───── Source text ─────

Wednesday, July 1, 2020

In UK confederate statues are sought to be pulled down ~ one of Robert Clive too !!


Another One on History ~ with the same Q – should History be rewritten or at least the Education syllabus be modified to correctly portray our National heroes rather than simply studying the Delhi sultanate and the British colonialism.    There is no doubt that most history across the world has been written with a strong bias towards the victor and those in power.  The life history of many Indians who sacrificed themselves in freedom movement too has been forgotten and finds no place in our history, yet we took pride in memorizing the name of Lord Curzon, Wellesley, Dalhousie, Minto-Morley reforms – History !! – and we read about a lot about this glorified clerk of British East India Company.

A Grade II-listed bronze statue of the erstwhile clerk, stands in King Charles Street, Whitehall, London.  The work was unveiled in 1912 outside Gwydyr House, also in Whitehall, and was moved to its current location in 1916, and now figures prominently in those sought to be removed in UK.  Other than his Surname, place of birth, years of birth and death  (1725–1774)-  three sides have bronze reliefs depicting events in his life: the Siege of Arcot in 1751, the eve of the Battle of Plassey in 1757 and the Treaty of Allahabad in 1765.  Easily identifiable by any of those who studied History in school!

In early 1900s  Lord Curzon, a Conservative politician and the former Viceroy of India was partly instrumental in creating a fund and a committee ;  Curzon's proposal did not meet the favour of his successor as Viceroy, Lord Minto, who considered it "needlessly provocative".  John Tweed was commissioned to start work on the London statue and exhibited a sketch model at the Royal Academy in 1910.

───── Given entries ─────

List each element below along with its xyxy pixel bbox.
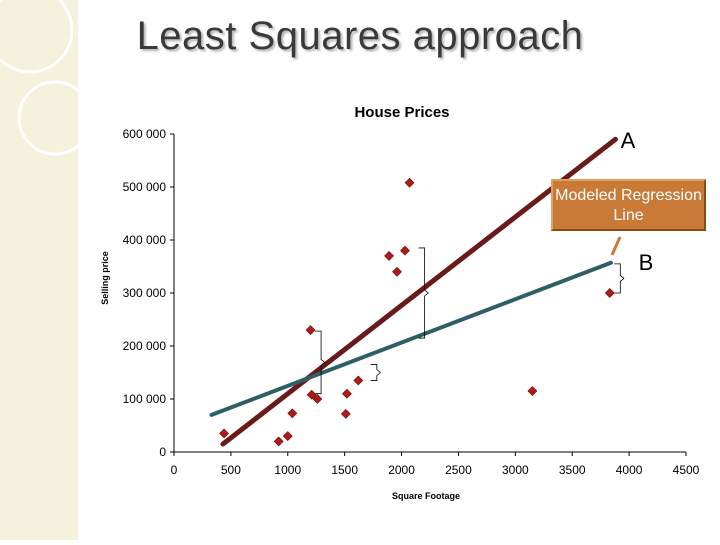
data-point [342,388,352,399]
line-a-label: A [621,128,636,153]
residual-bracket [315,330,326,395]
residual-bracket [418,247,429,339]
x-tick-label: 2500 [445,463,472,477]
x-tick-label: 1500 [331,463,358,477]
x-tick-label: 4500 [673,463,700,477]
line-b-label: B [639,250,654,275]
data-point [404,177,415,188]
residual-bracket [370,364,382,381]
data-point [219,428,229,439]
data-point [400,245,410,256]
x-tick-label: 500 [221,463,241,477]
data-point [604,288,615,298]
data-point [273,436,284,447]
regression-line-a [220,136,618,447]
x-tick-label: 0 [171,463,178,477]
x-tick-label: 2000 [388,463,415,477]
regression-line-b [209,260,613,417]
data-point [353,375,364,386]
y-tick-label: 300 000 [123,286,167,300]
data-point [384,250,394,261]
data-point [306,389,317,400]
data-points [219,177,615,447]
y-tick-label: 100 000 [123,392,167,406]
y-tick-label: 500 000 [123,180,167,194]
callout-pointer [610,236,622,256]
x-tick-label: 1000 [274,463,301,477]
chart-title: House Prices [354,104,449,121]
x-tick-label: 3000 [502,463,529,477]
axes: 0 100 000 200 000 300 000 400 000 500 000 600 … [123,127,700,477]
residual-brackets [315,247,625,395]
y-tick-label: 0 [159,445,166,459]
x-axis-label: Square Footage [392,491,460,501]
y-tick-label: 400 000 [123,233,167,247]
x-tick-label: 3500 [559,463,586,477]
side-decoration-band [0,0,93,540]
data-point [287,408,298,419]
y-axis-label: Selling price [100,251,110,305]
y-tick-label: 200 000 [123,339,167,353]
regression-lines [209,136,618,447]
data-point [527,386,538,396]
slide-title: Least Squares approach [136,14,584,58]
residual-bracket [614,263,625,294]
data-point [305,325,316,336]
x-tick-label: 4000 [616,463,643,477]
data-point [282,431,293,442]
callout-box: Modeled Regression Line [551,179,706,231]
data-point [312,394,323,404]
y-tick-label: 600 000 [123,127,167,141]
data-point [392,266,402,277]
data-point [340,408,351,419]
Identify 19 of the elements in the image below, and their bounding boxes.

─────

_List of tasks_
• A. According to the Clive statue text, who was commissioned to start work on the London statue?
• B. Reproduce the passage from the Clive statue text starting at "Wednesday, July 1, 2020" and ending at "East India Company.".
The records are separate material, unrelated to the Clive statue text.

_Final results_
• A. John Tweed

• B.
Wednesday, July 1, 2020

In UK confederate statues are sought to be pulled down ~ one of Robert Clive too !!


Another One on History ~ with the same Q – should History be rewritten or at least the Education syllabus be modified to correctly portray our National heroes rather than simply studying the Delhi sultanate and the British colonialism.    There is no doubt that most history across the world has been written with a strong bias towards the victor and those in power.  The life history of many Indians who sacrificed themselves in freedom movement too has been forgotten and finds no place in our history, yet we took pride in memorizing the name of Lord Curzon, Wellesley, Dalhousie, Minto-Morley reforms – History !! – and we read about a lot about this glorified clerk of British East India Company.